Each entry has to be copied exactly, with nothing missed.

-------- LISTED RECORDS

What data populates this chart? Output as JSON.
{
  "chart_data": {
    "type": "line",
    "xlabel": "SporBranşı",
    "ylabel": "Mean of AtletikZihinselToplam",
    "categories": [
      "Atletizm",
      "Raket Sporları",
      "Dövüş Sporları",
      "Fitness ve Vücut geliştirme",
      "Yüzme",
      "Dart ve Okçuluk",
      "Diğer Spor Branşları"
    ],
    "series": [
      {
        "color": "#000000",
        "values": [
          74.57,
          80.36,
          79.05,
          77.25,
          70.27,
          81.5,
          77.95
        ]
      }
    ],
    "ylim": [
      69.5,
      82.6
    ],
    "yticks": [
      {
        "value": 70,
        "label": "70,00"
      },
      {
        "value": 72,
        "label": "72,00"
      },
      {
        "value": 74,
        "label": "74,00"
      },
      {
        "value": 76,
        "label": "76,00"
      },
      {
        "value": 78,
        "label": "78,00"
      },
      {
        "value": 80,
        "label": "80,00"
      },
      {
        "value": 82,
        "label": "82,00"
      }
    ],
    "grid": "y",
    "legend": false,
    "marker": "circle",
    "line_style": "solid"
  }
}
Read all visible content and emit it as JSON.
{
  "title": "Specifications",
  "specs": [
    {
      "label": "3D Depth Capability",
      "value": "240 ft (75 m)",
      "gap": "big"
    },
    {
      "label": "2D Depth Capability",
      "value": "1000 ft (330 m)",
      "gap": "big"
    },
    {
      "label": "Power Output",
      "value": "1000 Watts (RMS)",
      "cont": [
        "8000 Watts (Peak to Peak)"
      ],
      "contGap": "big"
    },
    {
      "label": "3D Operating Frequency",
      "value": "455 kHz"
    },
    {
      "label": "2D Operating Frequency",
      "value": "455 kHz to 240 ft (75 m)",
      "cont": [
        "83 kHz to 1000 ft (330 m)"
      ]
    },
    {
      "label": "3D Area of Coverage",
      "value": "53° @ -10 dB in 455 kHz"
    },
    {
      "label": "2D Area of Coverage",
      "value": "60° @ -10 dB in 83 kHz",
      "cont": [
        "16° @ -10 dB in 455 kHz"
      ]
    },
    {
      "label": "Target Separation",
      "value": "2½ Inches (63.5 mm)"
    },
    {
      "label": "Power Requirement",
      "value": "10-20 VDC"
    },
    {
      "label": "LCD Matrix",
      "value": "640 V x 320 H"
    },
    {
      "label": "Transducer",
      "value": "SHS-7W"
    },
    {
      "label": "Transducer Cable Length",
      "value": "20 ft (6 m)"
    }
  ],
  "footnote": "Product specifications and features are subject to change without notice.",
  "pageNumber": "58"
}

----------------

RESPONSE TO THIS TASK:
What data populates this chart? Output as JSON.
{
  "chart_data": {
    "type": "line",
    "xlabel": "SporBranşı",
    "ylabel": "Mean of AtletikZihinselToplam",
    "categories": [
      "Atletizm",
      "Raket Sporları",
      "Dövüş Sporları",
      "Fitness ve Vücut geliştirme",
      "Yüzme",
      "Dart ve Okçuluk",
      "Diğer Spor Branşları"
    ],
    "series": [
      {
        "color": "#000000",
        "values": [
          74.57,
          80.36,
          79.05,
          77.25,
          70.27,
          81.5,
          77.95
        ]
      }
    ],
    "ylim": [
      69.5,
      82.6
    ],
    "yticks": [
      {
        "value": 70,
        "label": "70,00"
      },
      {
        "value": 72,
        "label": "72,00"
      },
      {
        "value": 74,
        "label": "74,00"
      },
      {
        "value": 76,
        "label": "76,00"
      },
      {
        "value": 78,
        "label": "78,00"
      },
      {
        "value": 80,
        "label": "80,00"
      },
      {
        "value": 82,
        "label": "82,00"
      }
    ],
    "grid": "y",
    "legend": false,
    "marker": "circle",
    "line_style": "solid"
  }
}
Read all visible content and emit it as JSON.
{
  "title": "Specifications",
  "specs": [
    {
      "label": "3D Depth Capability",
      "value": "240 ft (75 m)",
      "gap": "big"
    },
    {
      "label": "2D Depth Capability",
      "value": "1000 ft (330 m)",
      "gap": "big"
    },
    {
      "label": "Power Output",
      "value": "1000 Watts (RMS)",
      "cont": [
        "8000 Watts (Peak to Peak)"
      ],
      "contGap": "big"
    },
    {
      "label": "3D Operating Frequency",
      "value": "455 kHz"
    },
    {
      "label": "2D Operating Frequency",
      "value": "455 kHz to 240 ft (75 m)",
      "cont": [
        "83 kHz to 1000 ft (330 m)"
      ]
    },
    {
      "label": "3D Area of Coverage",
      "value": "53° @ -10 dB in 455 kHz"
    },
    {
      "label": "2D Area of Coverage",
      "value": "60° @ -10 dB in 83 kHz",
      "cont": [
        "16° @ -10 dB in 455 kHz"
      ]
    },
    {
      "label": "Target Separation",
      "value": "2½ Inches (63.5 mm)"
    },
    {
      "label": "Power Requirement",
      "value": "10-20 VDC"
    },
    {
      "label": "LCD Matrix",
      "value": "640 V x 320 H"
    },
    {
      "label": "Transducer",
      "value": "SHS-7W"
    },
    {
      "label": "Transducer Cable Length",
      "value": "20 ft (6 m)"
    }
  ],
  "footnote": "Product specifications and features are subject to change without notice.",
  "pageNumber": "58"
}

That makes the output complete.